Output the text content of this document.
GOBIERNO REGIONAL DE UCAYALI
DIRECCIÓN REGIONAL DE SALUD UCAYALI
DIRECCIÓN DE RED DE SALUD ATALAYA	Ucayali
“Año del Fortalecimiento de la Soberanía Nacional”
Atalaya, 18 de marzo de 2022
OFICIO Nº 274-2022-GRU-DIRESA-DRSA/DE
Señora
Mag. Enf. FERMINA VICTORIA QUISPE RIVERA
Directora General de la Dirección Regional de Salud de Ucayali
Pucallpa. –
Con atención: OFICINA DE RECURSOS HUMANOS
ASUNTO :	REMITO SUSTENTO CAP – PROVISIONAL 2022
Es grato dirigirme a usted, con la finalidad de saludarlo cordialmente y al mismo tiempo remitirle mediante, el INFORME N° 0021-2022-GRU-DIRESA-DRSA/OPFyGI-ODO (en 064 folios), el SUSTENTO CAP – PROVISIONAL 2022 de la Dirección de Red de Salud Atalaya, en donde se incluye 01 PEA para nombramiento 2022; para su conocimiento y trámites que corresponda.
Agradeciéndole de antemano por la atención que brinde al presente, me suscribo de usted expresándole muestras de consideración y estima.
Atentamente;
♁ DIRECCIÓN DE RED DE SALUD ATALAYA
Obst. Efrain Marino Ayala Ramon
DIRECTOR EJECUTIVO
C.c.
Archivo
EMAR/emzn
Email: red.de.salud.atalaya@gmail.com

- - - -

- [DIRECTIONS FOR THIS TASK]: Copy all of the data exactly.

- [TASK SOLUTION]:
Output the text content of this document.
GOBIERNO REGIONAL DE UCAYALI
DIRECCIÓN REGIONAL DE SALUD UCAYALI
DIRECCIÓN DE RED DE SALUD ATALAYA	Ucayali
“Año del Fortalecimiento de la Soberanía Nacional”
Atalaya, 18 de marzo de 2022
OFICIO Nº 274-2022-GRU-DIRESA-DRSA/DE
Señora
Mag. Enf. FERMINA VICTORIA QUISPE RIVERA
Directora General de la Dirección Regional de Salud de Ucayali
Pucallpa. –
Con atención: OFICINA DE RECURSOS HUMANOS
ASUNTO :	REMITO SUSTENTO CAP – PROVISIONAL 2022
Es grato dirigirme a usted, con la finalidad de saludarlo cordialmente y al mismo tiempo remitirle mediante, el INFORME N° 0021-2022-GRU-DIRESA-DRSA/OPFyGI-ODO (en 064 folios), el SUSTENTO CAP – PROVISIONAL 2022 de la Dirección de Red de Salud Atalaya, en donde se incluye 01 PEA para nombramiento 2022; para su conocimiento y trámites que corresponda.
Agradeciéndole de antemano por la atención que brinde al presente, me suscribo de usted expresándole muestras de consideración y estima.
Atentamente;
♁ DIRECCIÓN DE RED DE SALUD ATALAYA
Obst. Efrain Marino Ayala Ramon
DIRECTOR EJECUTIVO
C.c.
Archivo
EMAR/emzn
Email: red.de.salud.atalaya@gmail.com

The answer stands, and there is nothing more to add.